● Data shown
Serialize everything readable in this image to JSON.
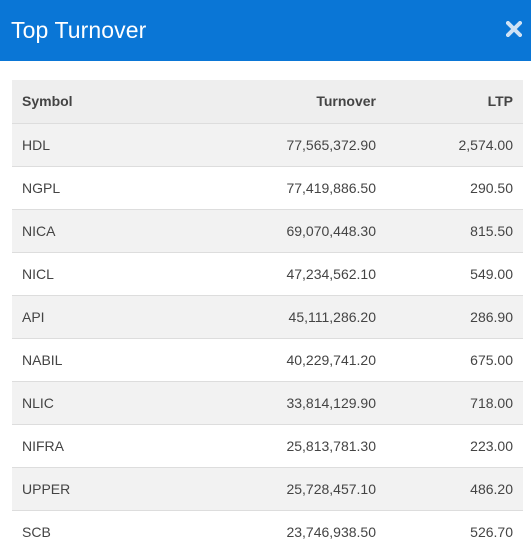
{
  "header": {
    "title": "Top Turnover",
    "close_icon": "close-icon"
  },
  "table": {
    "columns": [
      "Symbol",
      "Turnover",
      "LTP"
    ],
    "rows": [
      [
        "HDL",
        "77,565,372.90",
        "2,574.00"
      ],
      [
        "NGPL",
        "77,419,886.50",
        "290.50"
      ],
      [
        "NICA",
        "69,070,448.30",
        "815.50"
      ],
      [
        "NICL",
        "47,234,562.10",
        "549.00"
      ],
      [
        "API",
        "45,111,286.20",
        "286.90"
      ],
      [
        "NABIL",
        "40,229,741.20",
        "675.00"
      ],
      [
        "NLIC",
        "33,814,129.90",
        "718.00"
      ],
      [
        "NIFRA",
        "25,813,781.30",
        "223.00"
      ],
      [
        "UPPER",
        "25,728,457.10",
        "486.20"
      ],
      [
        "SCB",
        "23,746,938.50",
        "526.70"
      ]
    ]
  },
  "colors": {
    "header_bg": "#0a76d6",
    "header_text": "#ffffff",
    "row_alt": "#f2f2f2",
    "table_header_bg": "#eeeeee"
  }
}
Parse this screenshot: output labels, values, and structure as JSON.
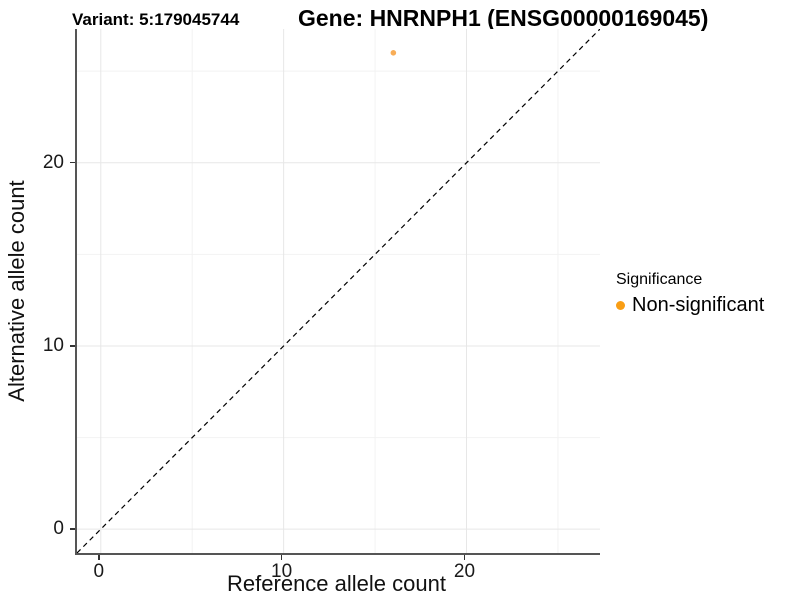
{
  "chart_data": {
    "type": "scatter",
    "title_left": "Variant: 5:179045744",
    "title_right": "Gene: HNRNPH1 (ENSG00000169045)",
    "xlabel": "Reference allele count",
    "ylabel": "Alternative allele count",
    "xlim": [
      -1.3,
      27.3
    ],
    "ylim": [
      -1.3,
      27.3
    ],
    "x_ticks": [
      0,
      10,
      20
    ],
    "y_ticks": [
      0,
      10,
      20
    ],
    "x_minor_ticks": [
      5,
      15,
      25
    ],
    "y_minor_ticks": [
      5,
      15,
      25
    ],
    "grid": true,
    "points": [
      {
        "x": 16,
        "y": 26,
        "series": "Non-significant"
      }
    ],
    "reference_line": {
      "type": "identity",
      "slope": 1,
      "intercept": 0,
      "style": "dashed",
      "color": "#000000"
    },
    "legend": {
      "title": "Significance",
      "position": "right",
      "items": [
        {
          "label": "Non-significant",
          "color": "#F99E15"
        }
      ]
    },
    "colors": {
      "point": "#F8A salmon",
      "point_fill": "#F8A94E",
      "axis_line": "#555555",
      "tick": "#333333",
      "grid_major": "#E7E7E7",
      "grid_minor": "#F2F2F2",
      "background": "#FFFFFF"
    }
  }
}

● Exercise details
In the listing above, find each line with the word "JSON" and copy it.

● Answer to the task
Serialize everything readable in this image to JSON.
Parse this screenshot: output labels, values, and structure as JSON.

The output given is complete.